## What the task asks
Where does the string "this" appear in the records? Copy every line that contains it.

## Items
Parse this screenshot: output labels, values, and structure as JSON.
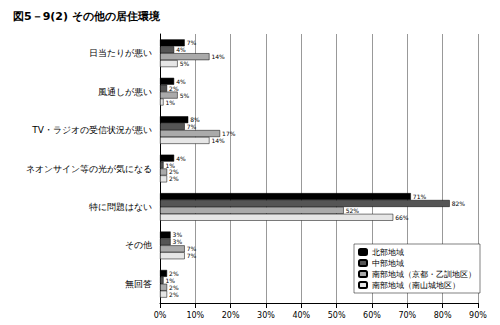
{
  "chart_data": {
    "type": "bar",
    "title": "図5－9(2) その他の居住環境",
    "orientation": "horizontal",
    "categories": [
      "日当たりが悪い",
      "風通しが悪い",
      "TV・ラジオの受信状況が悪い",
      "ネオンサイン等の光が気になる",
      "特に問題はない",
      "その他",
      "無回答"
    ],
    "series": [
      {
        "name": "北部地域",
        "color": "#000000",
        "values": [
          7,
          4,
          8,
          4,
          71,
          3,
          2
        ],
        "value_labels": [
          "7%",
          "4%",
          "8%",
          "4%",
          "71%",
          "3%",
          "2%"
        ]
      },
      {
        "name": "中部地域",
        "color": "#555555",
        "values": [
          4,
          2,
          7,
          1,
          82,
          3,
          1
        ],
        "value_labels": [
          "4%",
          "2%",
          "7%",
          "1%",
          "82%",
          "3%",
          "1%"
        ]
      },
      {
        "name": "南部地域（京都・乙訓地区）",
        "color": "#aaaaaa",
        "values": [
          14,
          5,
          17,
          2,
          52,
          7,
          2
        ],
        "value_labels": [
          "14%",
          "5%",
          "17%",
          "2%",
          "52%",
          "7%",
          "2%"
        ]
      },
      {
        "name": "南部地域（南山城地区）",
        "color": "#e6e6e6",
        "values": [
          5,
          1,
          14,
          2,
          66,
          7,
          2
        ],
        "value_labels": [
          "5%",
          "1%",
          "14%",
          "2%",
          "66%",
          "7%",
          "2%"
        ]
      }
    ],
    "xlim": [
      0,
      90
    ],
    "xticks": [
      {
        "value": 0,
        "label": "0%"
      },
      {
        "value": 10,
        "label": "10%"
      },
      {
        "value": 20,
        "label": "20%"
      },
      {
        "value": 30,
        "label": "30%"
      },
      {
        "value": 40,
        "label": "40%"
      },
      {
        "value": 50,
        "label": "50%"
      },
      {
        "value": 60,
        "label": "60%"
      },
      {
        "value": 70,
        "label": "70%"
      },
      {
        "value": 80,
        "label": "80%"
      },
      {
        "value": 90,
        "label": "90%"
      }
    ],
    "grid": true,
    "legend": "lower right",
    "data_labels": true
  }
}
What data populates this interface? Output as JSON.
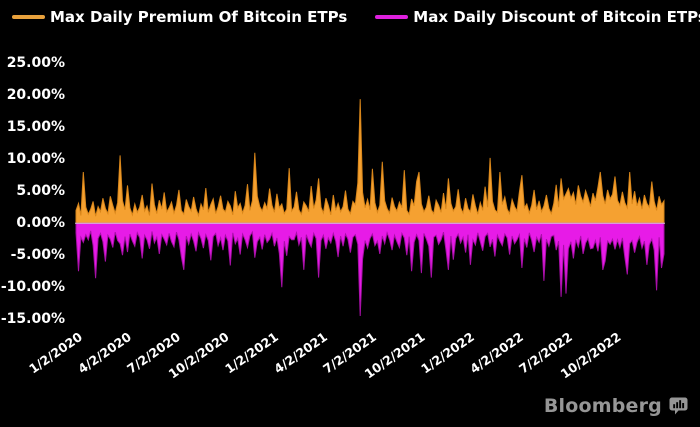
{
  "legend": [
    {
      "label": "Max Daily Premium Of Bitcoin ETPs",
      "color": "#E8A13C"
    },
    {
      "label": "Max Daily Discount of Bitcoin ETPs",
      "color": "#DE21DE"
    }
  ],
  "branding": {
    "logo_text": "Bloomberg",
    "logo_color": "#969696",
    "chart_icon": "bar-chart-bubble-icon"
  },
  "chart_data": {
    "type": "area",
    "title": "",
    "xlabel": "",
    "ylabel": "",
    "background": "#000000",
    "zero_line_color": "#E8E8E8",
    "grid": false,
    "legend_position": "top",
    "ylim": [
      -15.6,
      26.6
    ],
    "y_ticks": [
      {
        "label": "25.00%",
        "value": 25
      },
      {
        "label": "20.00%",
        "value": 20
      },
      {
        "label": "15.00%",
        "value": 15
      },
      {
        "label": "10.00%",
        "value": 10
      },
      {
        "label": "5.00%",
        "value": 5
      },
      {
        "label": "0.00%",
        "value": 0
      },
      {
        "label": "-5.00%",
        "value": -5
      },
      {
        "label": "-10.00%",
        "value": -10
      },
      {
        "label": "-15.00%",
        "value": -15
      }
    ],
    "x_ticks": [
      {
        "label": "1/2/2020",
        "index": 0
      },
      {
        "label": "4/2/2020",
        "index": 20
      },
      {
        "label": "7/2/2020",
        "index": 40
      },
      {
        "label": "10/2/2020",
        "index": 60
      },
      {
        "label": "1/2/2021",
        "index": 80
      },
      {
        "label": "4/2/2021",
        "index": 100
      },
      {
        "label": "7/2/2021",
        "index": 120
      },
      {
        "label": "10/2/2021",
        "index": 140
      },
      {
        "label": "1/2/2022",
        "index": 160
      },
      {
        "label": "4/2/2022",
        "index": 180
      },
      {
        "label": "7/2/2022",
        "index": 200
      },
      {
        "label": "10/2/2022",
        "index": 220
      }
    ],
    "series": [
      {
        "id": "premium",
        "name": "Max Daily Premium Of Bitcoin ETPs",
        "color": "#F5A131",
        "edge": "#D9861A",
        "values": [
          2.0,
          3.1,
          1.2,
          8.0,
          2.5,
          1.4,
          2.2,
          3.4,
          1.1,
          2.6,
          1.8,
          3.9,
          2.3,
          1.5,
          4.2,
          2.8,
          1.6,
          3.2,
          10.6,
          3.5,
          2.1,
          5.9,
          2.4,
          1.3,
          3.0,
          1.7,
          2.5,
          4.4,
          1.9,
          2.7,
          1.2,
          6.2,
          2.9,
          1.5,
          3.6,
          2.2,
          4.8,
          1.8,
          2.4,
          3.3,
          1.6,
          2.8,
          5.2,
          2.0,
          1.4,
          3.7,
          2.6,
          1.9,
          4.1,
          2.3,
          1.2,
          3.0,
          2.1,
          5.5,
          1.7,
          2.9,
          3.8,
          1.5,
          2.6,
          4.3,
          2.2,
          1.8,
          3.4,
          2.7,
          1.3,
          5.0,
          2.4,
          3.1,
          1.6,
          2.8,
          6.1,
          2.0,
          3.5,
          11.0,
          4.2,
          2.6,
          1.9,
          3.2,
          2.3,
          5.4,
          2.8,
          1.7,
          4.6,
          2.4,
          3.0,
          1.5,
          2.2,
          8.6,
          1.9,
          2.5,
          4.9,
          2.1,
          1.4,
          3.3,
          2.7,
          1.8,
          5.8,
          2.3,
          3.6,
          7.0,
          2.5,
          1.6,
          3.9,
          2.8,
          1.3,
          4.4,
          2.0,
          3.1,
          1.8,
          2.6,
          5.1,
          2.2,
          1.5,
          3.4,
          2.9,
          6.3,
          19.4,
          4.8,
          2.4,
          3.7,
          2.1,
          8.5,
          3.2,
          1.7,
          2.8,
          9.6,
          3.5,
          2.3,
          1.6,
          4.0,
          2.6,
          1.9,
          3.3,
          2.4,
          8.3,
          2.0,
          1.4,
          3.8,
          2.7,
          6.5,
          8.0,
          3.0,
          1.8,
          2.5,
          4.3,
          2.1,
          1.5,
          3.6,
          2.8,
          1.7,
          4.7,
          2.2,
          7.0,
          3.1,
          1.9,
          2.6,
          5.3,
          2.4,
          1.6,
          3.9,
          2.3,
          1.8,
          4.5,
          2.7,
          1.4,
          3.2,
          2.0,
          5.7,
          2.5,
          10.2,
          3.4,
          2.1,
          1.7,
          8.0,
          2.9,
          4.1,
          2.2,
          1.5,
          3.7,
          2.6,
          1.9,
          4.9,
          7.5,
          2.4,
          3.0,
          1.6,
          2.8,
          5.2,
          2.1,
          3.5,
          1.8,
          2.7,
          4.4,
          2.3,
          1.5,
          3.1,
          6.0,
          2.5,
          7.0,
          3.8,
          4.6,
          5.4,
          3.9,
          4.8,
          2.9,
          5.9,
          4.2,
          3.3,
          5.1,
          4.0,
          2.6,
          4.7,
          3.5,
          5.6,
          8.0,
          4.3,
          3.0,
          5.2,
          3.8,
          4.5,
          7.3,
          3.6,
          2.8,
          4.9,
          3.2,
          2.4,
          8.0,
          3.0,
          5.0,
          2.7,
          3.9,
          2.2,
          4.4,
          3.1,
          2.5,
          6.5,
          3.4,
          2.0,
          4.2,
          2.9,
          3.5
        ]
      },
      {
        "id": "discount",
        "name": "Max Daily Discount of Bitcoin ETPs",
        "color": "#E71BE7",
        "edge": "#A80FA8",
        "values": [
          -1.5,
          -7.5,
          -2.2,
          -3.0,
          -1.8,
          -2.6,
          -1.2,
          -3.5,
          -8.6,
          -2.4,
          -1.6,
          -2.9,
          -6.0,
          -1.9,
          -2.5,
          -3.8,
          -1.4,
          -2.7,
          -3.2,
          -5.0,
          -2.1,
          -4.5,
          -1.7,
          -2.8,
          -3.6,
          -1.5,
          -2.3,
          -5.5,
          -1.9,
          -2.6,
          -4.0,
          -1.3,
          -3.1,
          -2.2,
          -4.8,
          -1.8,
          -2.5,
          -3.4,
          -1.6,
          -2.9,
          -3.7,
          -1.4,
          -2.6,
          -5.2,
          -7.3,
          -2.0,
          -3.3,
          -1.7,
          -2.8,
          -4.4,
          -1.5,
          -2.4,
          -3.9,
          -1.8,
          -2.7,
          -5.8,
          -2.1,
          -1.6,
          -3.5,
          -2.3,
          -4.2,
          -1.9,
          -2.8,
          -6.6,
          -1.5,
          -3.2,
          -2.4,
          -4.9,
          -1.7,
          -2.6,
          -3.8,
          -2.0,
          -1.4,
          -5.4,
          -2.9,
          -2.2,
          -4.1,
          -1.8,
          -3.0,
          -2.5,
          -1.6,
          -3.6,
          -2.3,
          -4.7,
          -10.0,
          -2.8,
          -5.1,
          -2.1,
          -2.6,
          -2.6,
          -1.5,
          -3.4,
          -2.2,
          -7.3,
          -1.8,
          -2.9,
          -3.7,
          -1.6,
          -2.4,
          -8.5,
          -2.7,
          -1.9,
          -4.0,
          -2.3,
          -3.1,
          -1.6,
          -2.8,
          -5.3,
          -2.0,
          -3.6,
          -1.7,
          -2.5,
          -4.6,
          -2.2,
          -1.8,
          -3.3,
          -14.5,
          -5.6,
          -2.7,
          -3.9,
          -2.4,
          -1.7,
          -3.5,
          -2.8,
          -4.8,
          -2.0,
          -3.2,
          -1.5,
          -2.6,
          -4.2,
          -1.9,
          -2.9,
          -3.8,
          -1.6,
          -2.3,
          -5.0,
          -2.1,
          -7.5,
          -3.0,
          -1.8,
          -2.7,
          -7.8,
          -1.6,
          -2.5,
          -3.6,
          -8.5,
          -2.2,
          -1.9,
          -3.3,
          -2.6,
          -1.4,
          -4.1,
          -7.3,
          -2.0,
          -5.7,
          -2.4,
          -1.7,
          -3.1,
          -2.2,
          -4.6,
          -1.8,
          -6.5,
          -2.6,
          -3.4,
          -1.5,
          -2.9,
          -4.3,
          -2.1,
          -1.6,
          -3.7,
          -2.5,
          -5.2,
          -1.9,
          -2.8,
          -3.5,
          -1.7,
          -2.3,
          -4.9,
          -2.0,
          -3.2,
          -2.6,
          -1.8,
          -7.0,
          -2.4,
          -3.8,
          -1.5,
          -2.7,
          -4.5,
          -2.2,
          -3.0,
          -1.7,
          -9.0,
          -2.5,
          -3.6,
          -2.1,
          -1.9,
          -4.2,
          -2.8,
          -11.5,
          -3.4,
          -11.0,
          -4.0,
          -2.9,
          -5.5,
          -2.6,
          -3.7,
          -2.0,
          -4.8,
          -3.1,
          -2.4,
          -4.0,
          -3.9,
          -2.7,
          -4.4,
          -2.2,
          -7.3,
          -5.9,
          -2.8,
          -3.3,
          -2.5,
          -4.1,
          -2.6,
          -3.8,
          -2.3,
          -5.3,
          -8.0,
          -3.2,
          -2.7,
          -4.6,
          -3.0,
          -2.1,
          -3.9,
          -2.8,
          -6.5,
          -3.4,
          -2.5,
          -4.2,
          -10.5,
          -2.2,
          -7.0,
          -4.8
        ]
      }
    ]
  }
}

## Exercise output
Parse this screenshot: output labels, values, and structure as JSON.
What data populates this interface? Output as JSON.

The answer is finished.